§ Directive
Extract the complete listing and output it unchanged.

§ Data for processing
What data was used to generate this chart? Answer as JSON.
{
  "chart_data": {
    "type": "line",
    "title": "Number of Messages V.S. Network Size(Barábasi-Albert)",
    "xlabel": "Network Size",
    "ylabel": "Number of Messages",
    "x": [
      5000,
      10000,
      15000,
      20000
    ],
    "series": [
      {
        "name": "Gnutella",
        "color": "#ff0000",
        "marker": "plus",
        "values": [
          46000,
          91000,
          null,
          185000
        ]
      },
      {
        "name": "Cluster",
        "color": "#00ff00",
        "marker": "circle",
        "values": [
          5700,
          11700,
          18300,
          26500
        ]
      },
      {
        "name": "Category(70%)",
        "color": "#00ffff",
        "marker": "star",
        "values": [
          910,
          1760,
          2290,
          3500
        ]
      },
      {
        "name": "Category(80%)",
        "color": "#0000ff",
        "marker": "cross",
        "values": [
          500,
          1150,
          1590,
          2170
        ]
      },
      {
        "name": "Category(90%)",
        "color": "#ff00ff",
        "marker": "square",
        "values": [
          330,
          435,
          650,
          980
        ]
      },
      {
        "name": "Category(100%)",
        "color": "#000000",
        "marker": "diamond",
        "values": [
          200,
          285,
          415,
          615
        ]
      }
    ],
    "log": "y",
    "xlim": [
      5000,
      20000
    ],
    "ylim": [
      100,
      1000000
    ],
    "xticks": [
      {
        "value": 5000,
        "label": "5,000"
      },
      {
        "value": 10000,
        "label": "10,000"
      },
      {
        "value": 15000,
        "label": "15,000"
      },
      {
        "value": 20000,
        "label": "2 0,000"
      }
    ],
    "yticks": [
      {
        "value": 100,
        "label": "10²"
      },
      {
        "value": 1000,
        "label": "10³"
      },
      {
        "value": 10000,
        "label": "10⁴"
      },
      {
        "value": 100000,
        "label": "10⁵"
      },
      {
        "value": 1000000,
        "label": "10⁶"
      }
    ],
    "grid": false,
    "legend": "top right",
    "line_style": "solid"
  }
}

§ Exercise solution
What data was used to generate this chart? Answer as JSON.
{
  "chart_data": {
    "type": "line",
    "title": "Number of Messages V.S. Network Size(Barábasi-Albert)",
    "xlabel": "Network Size",
    "ylabel": "Number of Messages",
    "x": [
      5000,
      10000,
      15000,
      20000
    ],
    "series": [
      {
        "name": "Gnutella",
        "color": "#ff0000",
        "marker": "plus",
        "values": [
          46000,
          91000,
          null,
          185000
        ]
      },
      {
        "name": "Cluster",
        "color": "#00ff00",
        "marker": "circle",
        "values": [
          5700,
          11700,
          18300,
          26500
        ]
      },
      {
        "name": "Category(70%)",
        "color": "#00ffff",
        "marker": "star",
        "values": [
          910,
          1760,
          2290,
          3500
        ]
      },
      {
        "name": "Category(80%)",
        "color": "#0000ff",
        "marker": "cross",
        "values": [
          500,
          1150,
          1590,
          2170
        ]
      },
      {
        "name": "Category(90%)",
        "color": "#ff00ff",
        "marker": "square",
        "values": [
          330,
          435,
          650,
          980
        ]
      },
      {
        "name": "Category(100%)",
        "color": "#000000",
        "marker": "diamond",
        "values": [
          200,
          285,
          415,
          615
        ]
      }
    ],
    "log": "y",
    "xlim": [
      5000,
      20000
    ],
    "ylim": [
      100,
      1000000
    ],
    "xticks": [
      {
        "value": 5000,
        "label": "5,000"
      },
      {
        "value": 10000,
        "label": "10,000"
      },
      {
        "value": 15000,
        "label": "15,000"
      },
      {
        "value": 20000,
        "label": "2 0,000"
      }
    ],
    "yticks": [
      {
        "value": 100,
        "label": "10²"
      },
      {
        "value": 1000,
        "label": "10³"
      },
      {
        "value": 10000,
        "label": "10⁴"
      },
      {
        "value": 100000,
        "label": "10⁵"
      },
      {
        "value": 1000000,
        "label": "10⁶"
      }
    ],
    "grid": false,
    "legend": "top right",
    "line_style": "solid"
  }
}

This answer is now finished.